Spatial annotation rows:

========

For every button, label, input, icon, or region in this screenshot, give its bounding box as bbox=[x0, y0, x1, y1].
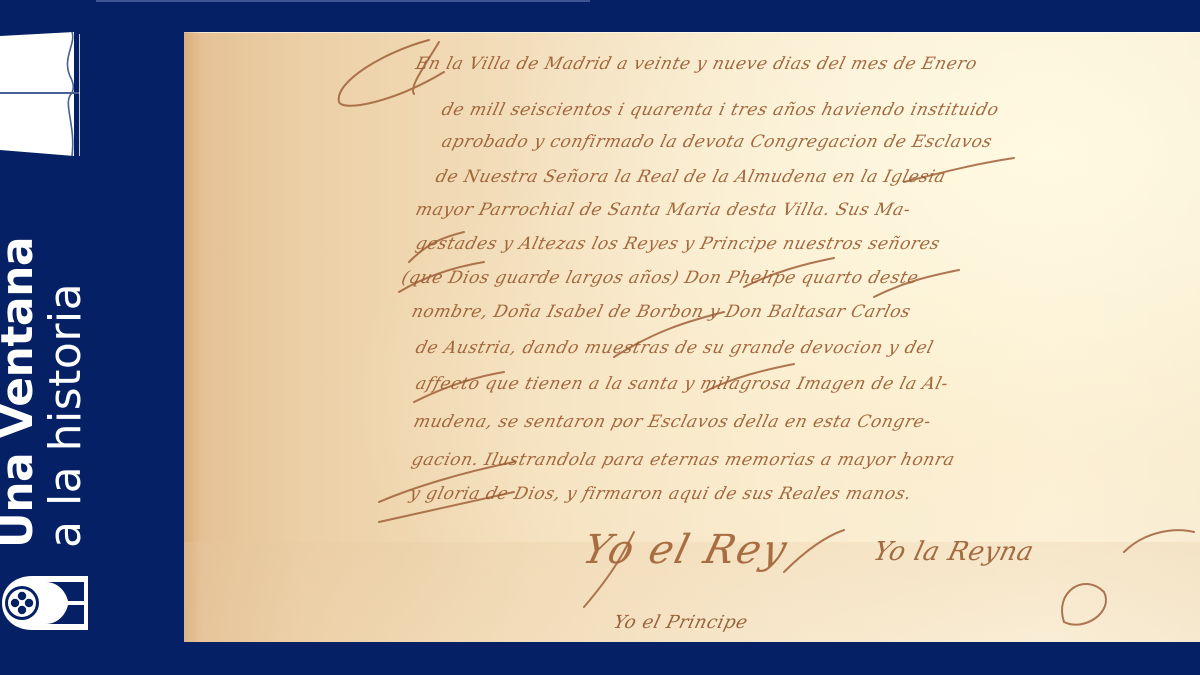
manuscript-line-2: de mill seiscientos i quarenta i tres añ… bbox=[440, 100, 1002, 120]
signature-king: Yo el Rey bbox=[578, 527, 793, 573]
brand-title-line2: a la historia bbox=[44, 283, 88, 548]
signature-prince: Yo el Principe bbox=[611, 612, 750, 633]
manuscript-line-5: mayor Parrochial de Santa Maria desta Vi… bbox=[414, 200, 913, 220]
manuscript-line-3: aprobado y confirmado la devota Congrega… bbox=[440, 132, 995, 152]
top-strip bbox=[96, 0, 590, 2]
manuscript-line-12: gacion. Ilustrandola para eternas memori… bbox=[410, 450, 957, 470]
manuscript-line-10: affecto que tienen a la santa y milagros… bbox=[414, 374, 951, 394]
manuscript-line-9: de Austria, dando muestras de su grande … bbox=[414, 338, 936, 358]
manuscript-line-11: mudena, se sentaron por Esclavos della e… bbox=[412, 412, 934, 432]
manuscript-line-4: de Nuestra Señora la Real de la Almudena… bbox=[434, 167, 949, 187]
manuscript-line-8: nombre, Doña Isabel de Borbon y Don Balt… bbox=[410, 302, 913, 322]
signature-queen: Yo la Reyna bbox=[870, 537, 1037, 567]
manuscript-image: En la Villa de Madrid a veinte y nueve d… bbox=[184, 32, 1200, 642]
manuscript-line-13: y gloria de Dios, y firmaron aqui de sus… bbox=[408, 484, 914, 504]
brand-title-line1: Una Ventana bbox=[0, 237, 40, 548]
manuscript-line-6: gestades y Altezas los Reyes y Principe … bbox=[414, 234, 943, 254]
quatrefoil-arch-emblem-icon bbox=[0, 572, 92, 634]
manuscript-line-7: (que Dios guarde largos años) Don Phelip… bbox=[400, 268, 921, 288]
manuscript-line-1: En la Villa de Madrid a veinte y nueve d… bbox=[414, 54, 980, 74]
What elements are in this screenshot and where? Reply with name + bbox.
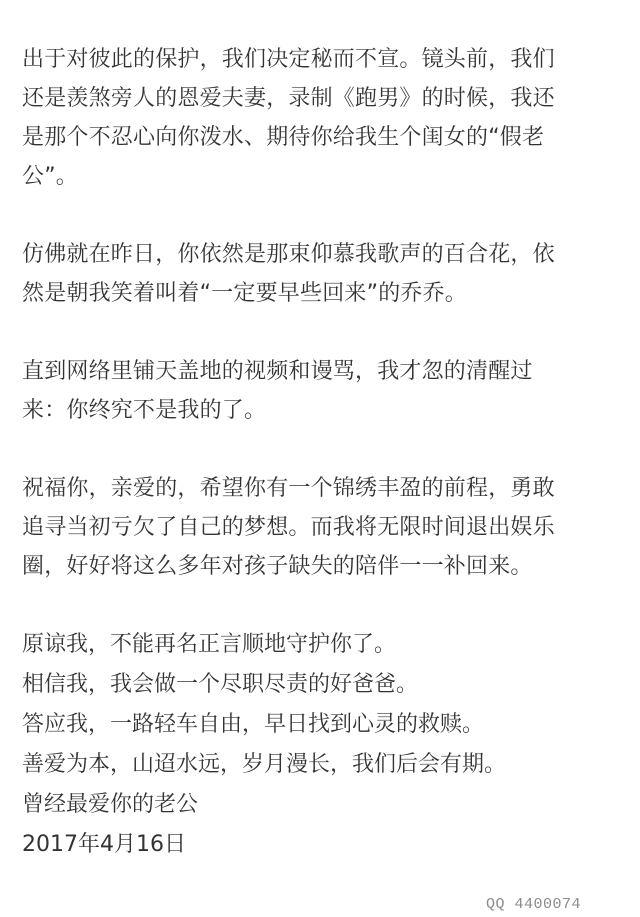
text-line: 仿佛就在昨日，你依然是那束仰慕我歌声的百合花，依	[22, 235, 622, 274]
paragraph-2: 仿佛就在昨日，你依然是那束仰慕我歌声的百合花，依 然是朝我笑着叫着“一定要早些回…	[22, 235, 622, 313]
text-line: 祝福你，亲爱的，希望你有一个锦绣丰盈的前程，勇敢	[22, 469, 622, 508]
text-line: 公”。	[22, 157, 622, 196]
closing-section: 原谅我，不能再名正言顺地守护你了。 相信我，我会做一个尽职尽责的好爸爸。 答应我…	[22, 625, 622, 865]
text-line: 追寻当初亏欠了自己的梦想。而我将无限时间退出娱乐	[22, 508, 622, 547]
text-line: 然是朝我笑着叫着“一定要早些回来”的乔乔。	[22, 274, 622, 313]
date: 2017年4月16日	[22, 825, 622, 865]
closing-line: 原谅我，不能再名正言顺地守护你了。	[22, 625, 622, 665]
closing-line: 善爱为本，山迢水远，岁月漫长，我们后会有期。	[22, 745, 622, 785]
closing-line: 相信我，我会做一个尽职尽责的好爸爸。	[22, 665, 622, 705]
text-line: 是那个不忍心向你泼水、期待你给我生个闺女的“假老	[22, 118, 622, 157]
signature: 曾经最爱你的老公	[22, 785, 622, 825]
letter-document: 出于对彼此的保护，我们决定秘而不宣。镜头前，我们 还是羡煞旁人的恩爱夫妻，录制《…	[22, 40, 622, 865]
text-line: 出于对彼此的保护，我们决定秘而不宣。镜头前，我们	[22, 40, 622, 79]
closing-line: 答应我，一路轻车自由，早日找到心灵的救赎。	[22, 705, 622, 745]
watermark: QQ 4400074	[486, 896, 581, 913]
paragraph-3: 直到网络里铺天盖地的视频和谩骂，我才忽的清醒过 来：你终究不是我的了。	[22, 352, 622, 430]
text-line: 来：你终究不是我的了。	[22, 391, 622, 430]
text-line: 圈，好好将这么多年对孩子缺失的陪伴一一补回来。	[22, 547, 622, 586]
text-line: 直到网络里铺天盖地的视频和谩骂，我才忽的清醒过	[22, 352, 622, 391]
paragraph-1: 出于对彼此的保护，我们决定秘而不宣。镜头前，我们 还是羡煞旁人的恩爱夫妻，录制《…	[22, 40, 622, 196]
text-line: 还是羡煞旁人的恩爱夫妻，录制《跑男》的时候，我还	[22, 79, 622, 118]
paragraph-4: 祝福你，亲爱的，希望你有一个锦绣丰盈的前程，勇敢 追寻当初亏欠了自己的梦想。而我…	[22, 469, 622, 586]
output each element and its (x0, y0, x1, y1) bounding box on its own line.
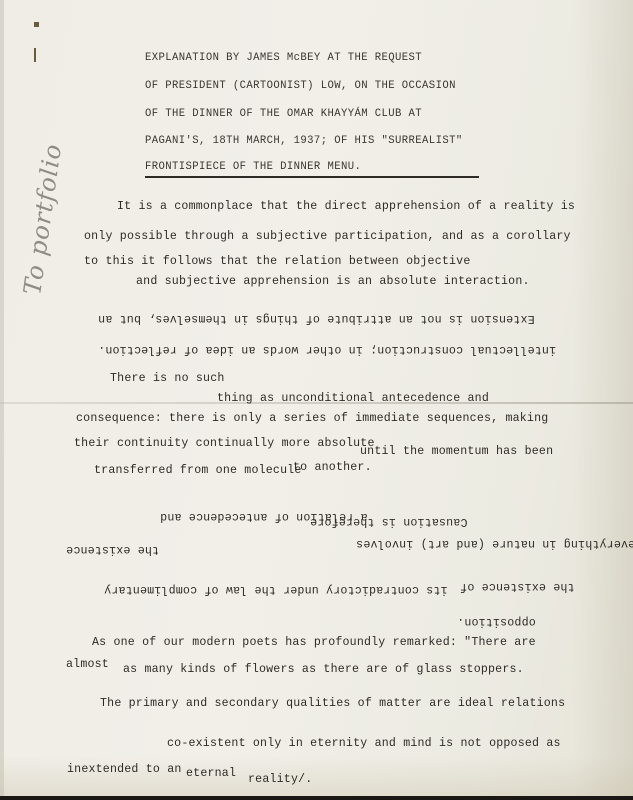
upside-down-line: opposition. (457, 615, 536, 628)
staple-mark-icon (34, 48, 36, 62)
heading-underline (145, 176, 479, 178)
heading-line: OF PRESIDENT (CARTOONIST) LOW, ON THE OC… (145, 80, 456, 92)
paper-stain (0, 756, 633, 796)
body-line: as many kinds of flowers as there are of… (123, 663, 524, 676)
upside-down-line: the existence (66, 543, 159, 556)
body-line: reality/. (248, 773, 312, 786)
body-line: It is a commonplace that the direct appr… (117, 200, 575, 213)
upside-down-line: intellectual construction; in other word… (98, 343, 556, 356)
body-line: transferred from one molecule (94, 464, 302, 477)
upside-down-line: its contradictory under the law of compl… (104, 583, 448, 596)
heading-line: OF THE DINNER OF THE OMAR KHAYYÁM CLUB A… (145, 108, 422, 120)
body-line: eternal (186, 767, 236, 780)
upside-down-line: Extension is not an attribute of things … (98, 312, 535, 325)
body-line: almost (66, 658, 109, 671)
body-line: only possible through a subjective parti… (84, 230, 571, 243)
heading-line: EXPLANATION BY JAMES McBEY AT THE REQUES… (145, 52, 422, 64)
heading-line: FRONTISPIECE OF THE DINNER MENU. (145, 161, 361, 173)
body-line: their continuity continually more absolu… (74, 437, 375, 450)
upside-down-line: Causation is therefore (310, 515, 467, 528)
body-line: The primary and secondary qualities of m… (100, 697, 565, 710)
body-line: As one of our modern poets has profoundl… (92, 636, 536, 649)
body-line: to another. (293, 461, 372, 474)
body-line: co-existent only in eternity and mind is… (167, 737, 561, 750)
upside-down-line: consequence, and everything in nature (a… (356, 537, 633, 550)
body-line: to this it follows that the relation bet… (84, 255, 471, 268)
body-line: inextended to an (67, 763, 182, 776)
upside-down-line: the existence of (460, 580, 575, 593)
body-line: There is no such (110, 372, 225, 385)
paper-shadow (573, 0, 633, 796)
body-line: and subjective apprehension is an absolu… (136, 275, 530, 288)
staple-mark-icon (34, 22, 39, 27)
body-line: consequence: there is only a series of i… (76, 412, 548, 425)
body-line: thing as unconditional antecedence and (217, 392, 489, 405)
heading-line: PAGANI'S, 18TH MARCH, 1937; OF HIS "SURR… (145, 135, 463, 147)
typed-document-page: To portfolio EXPLANATION BY JAMES McBEY … (0, 0, 633, 796)
handwritten-margin-note: To portfolio (10, 91, 167, 171)
body-line: until the momentum has been (360, 445, 553, 458)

========

Extract every row above that contains the string "然是朝我笑着叫着" and copy each one in full.

paragraph-2: 仿佛就在昨日，你依然是那束仰慕我歌声的百合花，依 然是朝我笑着叫着“一定要早些回…	[22, 235, 622, 313]
text-line: 然是朝我笑着叫着“一定要早些回来”的乔乔。	[22, 274, 622, 313]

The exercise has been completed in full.